╭──
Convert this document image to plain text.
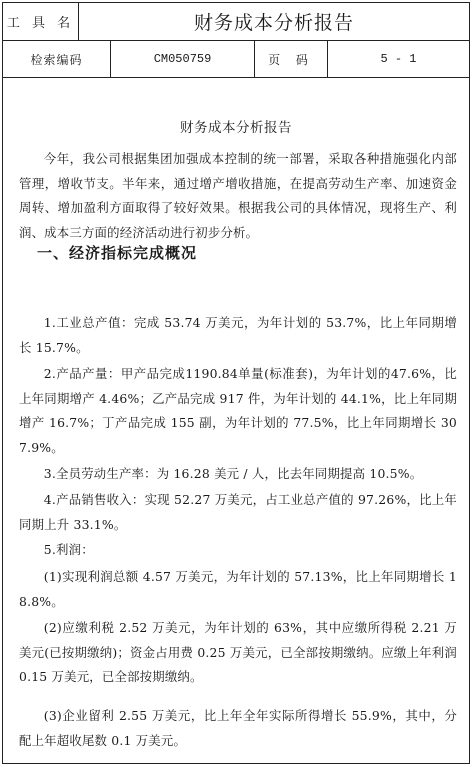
工 具 名	财务成本分析报告
检索编码	CM050759	页 码	5 - 1
财务成本分析报告
今年，我公司根据集团加强成本控制的统一部署，采取各种措施强化内部管理，增收节支。半年来，通过增产增收措施，在提高劳动生产率、加速资金周转、增加盈利方面取得了较好效果。根据我公司的具体情况，现将生产、利润、成本三方面的经济活动进行初步分析。
一、经济指标完成概况
1.工业总产值：完成 53.74 万美元，为年计划的 53.7%，比上年同期增长 15.7%。
2.产品产量：甲产品完成1190.84单量(标准套)，为年计划的47.6%，比上年同期增产 4.46%；乙产品完成 917 件，为年计划的 44.1%，比上年同期增产 16.7%；丁产品完成 155 副，为年计划的 77.5%，比上年同期增长 307.9%。
3.全员劳动生产率：为 16.28 美元 / 人，比去年同期提高 10.5%。
4.产品销售收入：实现 52.27 万美元，占工业总产值的 97.26%，比上年同期上升 33.1%。
5.利润：
(1)实现利润总额 4.57 万美元，为年计划的 57.13%，比上年同期增长 18.8%。
(2)应缴利税 2.52 万美元，为年计划的 63%，其中应缴所得税 2.21 万美元(已按期缴纳)；资金占用费 0.25 万美元，已全部按期缴纳。应缴上年利润 0.15 万美元，已全部按期缴纳。
(3)企业留利 2.55 万美元，比上年全年实际所得增长 55.9%，其中，分配上年超收尾数 0.1 万美元。
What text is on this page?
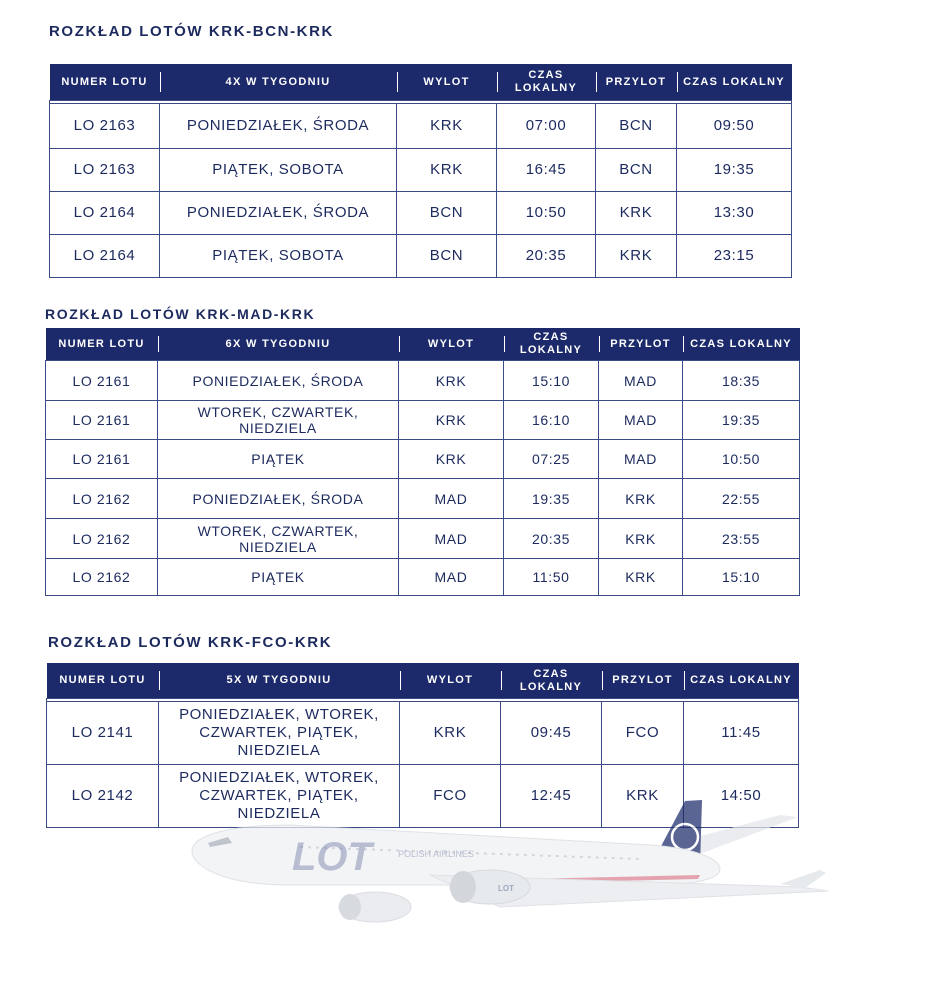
ROZKŁAD LOTÓW KRK-BCN-KRK
NUMER LOTU	4X W TYGODNIU	WYLOT	CZAS LOKALNY	PRZYLOT	CZAS LOKALNY

LO 2163	PONIEDZIAŁEK, ŚRODA	KRK	07:00	BCN	09:50
LO 2163	PIĄTEK, SOBOTA	KRK	16:45	BCN	19:35
LO 2164	PONIEDZIAŁEK, ŚRODA	BCN	10:50	KRK	13:30
LO 2164	PIĄTEK, SOBOTA	BCN	20:35	KRK	23:15
ROZKŁAD LOTÓW KRK-MAD-KRK
NUMER LOTU	6X W TYGODNIU	WYLOT	CZAS LOKALNY	PRZYLOT	CZAS LOKALNY
LO 2161	PONIEDZIAŁEK, ŚRODA	KRK	15:10	MAD	18:35
LO 2161	WTOREK, CZWARTEK, NIEDZIELA	KRK	16:10	MAD	19:35
LO 2161	PIĄTEK	KRK	07:25	MAD	10:50
LO 2162	PONIEDZIAŁEK, ŚRODA	MAD	19:35	KRK	22:55
LO 2162	WTOREK, CZWARTEK, NIEDZIELA	MAD	20:35	KRK	23:55
LO 2162	PIĄTEK	MAD	11:50	KRK	15:10
ROZKŁAD LOTÓW KRK-FCO-KRK
NUMER LOTU	5X W TYGODNIU	WYLOT	CZAS LOKALNY	PRZYLOT	CZAS LOKALNY

LO 2141	PONIEDZIAŁEK, WTOREK, CZWARTEK, PIĄTEK, NIEDZIELA	KRK	09:45	FCO	11:45
LO 2142	PONIEDZIAŁEK, WTOREK, CZWARTEK, PIĄTEK, NIEDZIELA	FCO	12:45	KRK	14:50
LOT	POLISH AIRLINES
LOT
╰──
= Work to do =
Give only the number of lines in the listing above that include the string "this".

= Right answer =
2